● **WHAT YOU SHOULD DO**: From the listing below, extract each line containing the string "Routes".

**** EXERCISE DATA ****

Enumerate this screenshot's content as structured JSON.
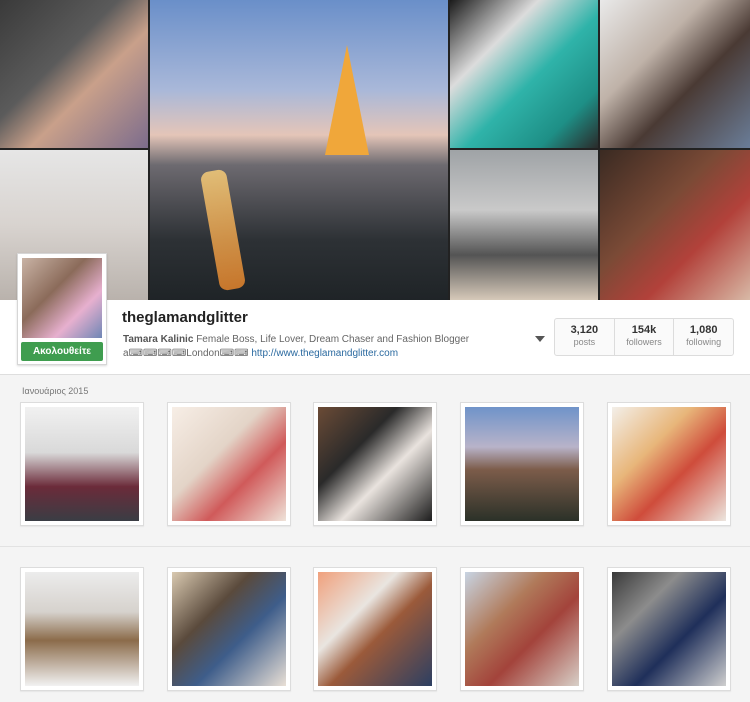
{
  "profile": {
    "username": "theglamandglitter",
    "full_name": "Tamara Kalinic",
    "bio": "Female Boss, Life Lover, Dream Chaser and Fashion Blogger",
    "location_line": "a⌨⌨⌨⌨London⌨⌨",
    "website": "http://www.theglamandglitter.com",
    "follow_label": "Ακολουθείτε"
  },
  "stats": [
    {
      "value": "3,120",
      "label": "posts"
    },
    {
      "value": "154k",
      "label": "followers"
    },
    {
      "value": "1,080",
      "label": "following"
    }
  ],
  "feed": {
    "section_label": "Ιανουάριος 2015"
  },
  "colors": {
    "follow_button": "#3f9d4f",
    "link": "#2b6aa0"
  }
}
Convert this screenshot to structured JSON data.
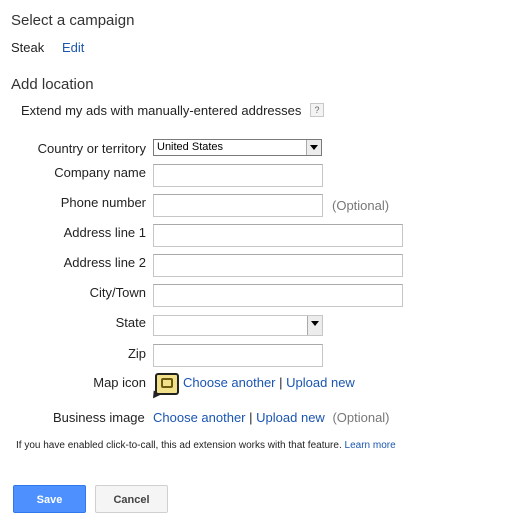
{
  "campaign": {
    "heading": "Select a campaign",
    "name": "Steak",
    "edit_label": "Edit"
  },
  "location": {
    "heading": "Add location",
    "extend_text": "Extend my ads with manually-entered addresses",
    "help_glyph": "?"
  },
  "form": {
    "country": {
      "label": "Country or territory",
      "value": "United States"
    },
    "company": {
      "label": "Company name",
      "value": ""
    },
    "phone": {
      "label": "Phone number",
      "value": "",
      "hint": "(Optional)"
    },
    "address1": {
      "label": "Address line 1",
      "value": ""
    },
    "address2": {
      "label": "Address line 2",
      "value": ""
    },
    "city": {
      "label": "City/Town",
      "value": ""
    },
    "state": {
      "label": "State",
      "value": ""
    },
    "zip": {
      "label": "Zip",
      "value": ""
    },
    "map_icon": {
      "label": "Map icon",
      "choose_label": "Choose another",
      "separator": "|",
      "upload_label": "Upload new",
      "icon": "map-pin-icon"
    },
    "business_image": {
      "label": "Business image",
      "choose_label": "Choose another",
      "separator": "|",
      "upload_label": "Upload new",
      "hint": "(Optional)"
    }
  },
  "note": {
    "text": "If you have enabled click-to-call, this ad extension works with that feature.",
    "link": "Learn more"
  },
  "buttons": {
    "save": "Save",
    "cancel": "Cancel"
  },
  "colors": {
    "link": "#1a55b0",
    "primary_button": "#4d90fe"
  }
}
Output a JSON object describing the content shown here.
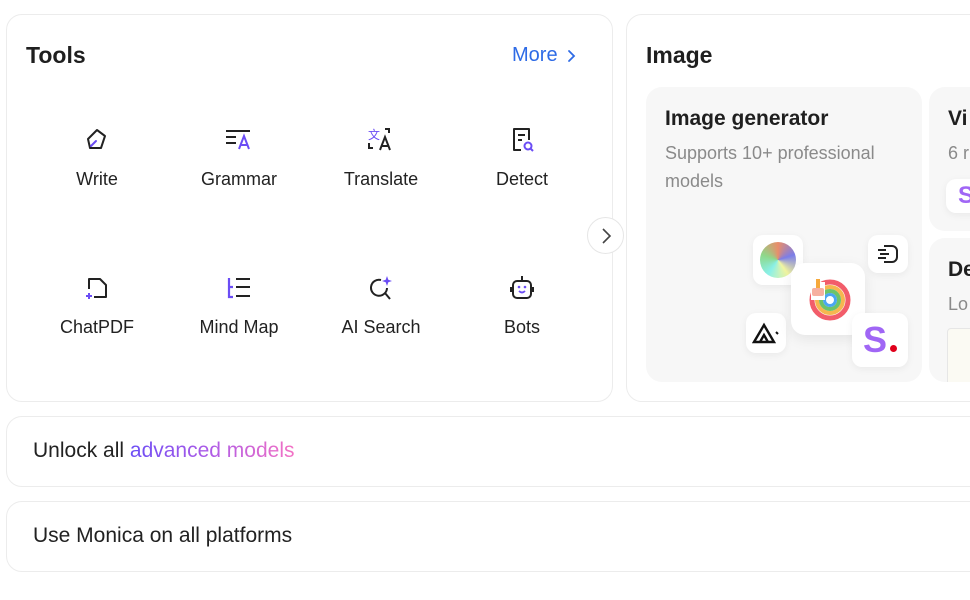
{
  "tools": {
    "title": "Tools",
    "more_label": "More",
    "items": [
      {
        "label": "Write",
        "icon": "pen-icon"
      },
      {
        "label": "Grammar",
        "icon": "grammar-icon"
      },
      {
        "label": "Translate",
        "icon": "translate-icon"
      },
      {
        "label": "Detect",
        "icon": "detect-icon"
      },
      {
        "label": "ChatPDF",
        "icon": "chatpdf-icon"
      },
      {
        "label": "Mind Map",
        "icon": "mindmap-icon"
      },
      {
        "label": "AI Search",
        "icon": "ai-search-icon"
      },
      {
        "label": "Bots",
        "icon": "bot-icon"
      }
    ]
  },
  "image": {
    "title": "Image",
    "generator": {
      "title": "Image generator",
      "desc": "Supports 10+ professional models"
    },
    "card2": {
      "title": "Vi",
      "desc": "6 r"
    },
    "card3": {
      "title": "De",
      "desc": "Lo"
    }
  },
  "banners": {
    "unlock_prefix": "Unlock all",
    "unlock_highlight": "advanced models",
    "platforms": "Use Monica on all platforms"
  },
  "colors": {
    "accent": "#6b4df5",
    "link": "#2e6be6",
    "icon": "#222222"
  }
}
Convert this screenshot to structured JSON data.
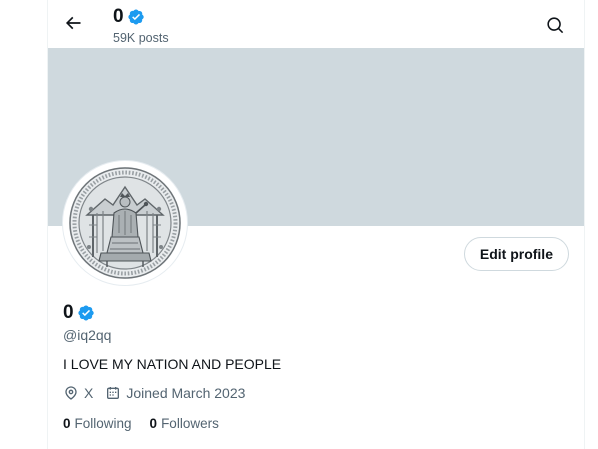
{
  "header": {
    "name": "0",
    "posts_count": "59K posts"
  },
  "profile": {
    "name": "0",
    "handle": "@iq2qq",
    "bio": "I LOVE MY NATION AND PEOPLE",
    "location": "X",
    "joined": "Joined March 2023",
    "edit_label": "Edit profile",
    "following_count": "0",
    "following_label": "Following",
    "followers_count": "0",
    "followers_label": "Followers"
  },
  "icons": {
    "back": "arrow-left-icon",
    "search": "search-icon",
    "verified": "verified-badge-icon",
    "location": "location-pin-icon",
    "calendar": "calendar-icon"
  },
  "colors": {
    "banner": "#cfd9de",
    "verified": "#1d9bf0",
    "secondary_text": "#536471",
    "primary_text": "#0f1419"
  }
}
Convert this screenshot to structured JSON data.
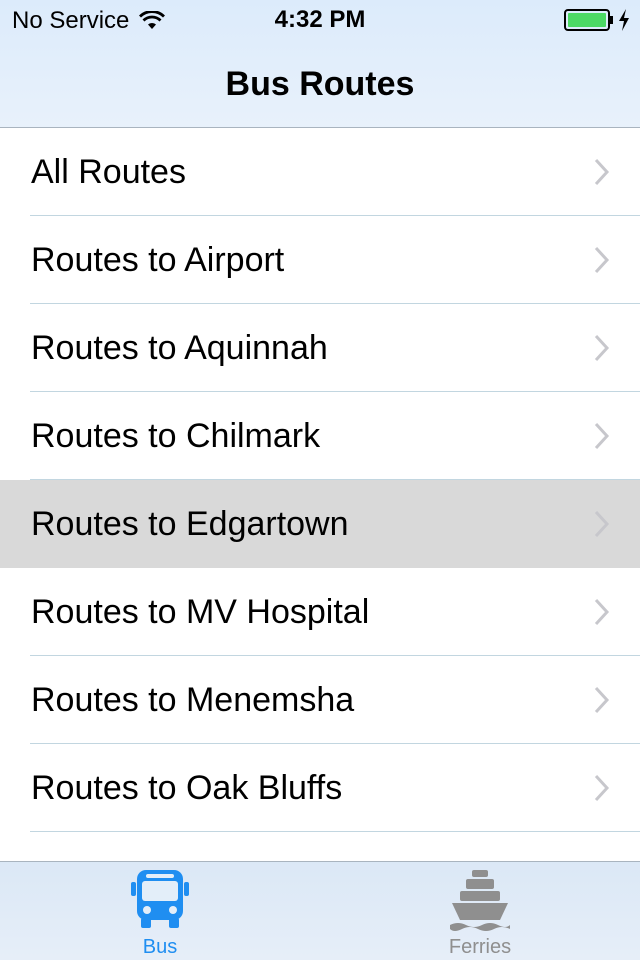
{
  "status_bar": {
    "carrier": "No Service",
    "time": "4:32 PM"
  },
  "nav": {
    "title": "Bus Routes"
  },
  "list": {
    "items": [
      {
        "label": "All Routes"
      },
      {
        "label": "Routes to Airport"
      },
      {
        "label": "Routes to Aquinnah"
      },
      {
        "label": "Routes to Chilmark"
      },
      {
        "label": "Routes to Edgartown",
        "selected": true
      },
      {
        "label": "Routes to MV Hospital"
      },
      {
        "label": "Routes to Menemsha"
      },
      {
        "label": "Routes to Oak Bluffs"
      },
      {
        "label": ""
      }
    ]
  },
  "tabs": [
    {
      "label": "Bus",
      "icon": "bus-icon",
      "active": true
    },
    {
      "label": "Ferries",
      "icon": "ferry-icon",
      "active": false
    }
  ],
  "colors": {
    "accent": "#1f8ef1",
    "inactive_tab": "#8f8f8f",
    "selected_row": "#d9d9d9",
    "battery": "#4cd964"
  }
}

****

● **FULL SOLUTION**:
    "title": "Bus Routes"
        "label": "All Routes"
        "label": "Routes to Airport"
        "label": "Routes to Aquinnah"
        "label": "Routes to Chilmark"
        "label": "Routes to Edgartown",
        "label": "Routes to MV Hospital"
        "label": "Routes to Menemsha"
        "label": "Routes to Oak Bluffs"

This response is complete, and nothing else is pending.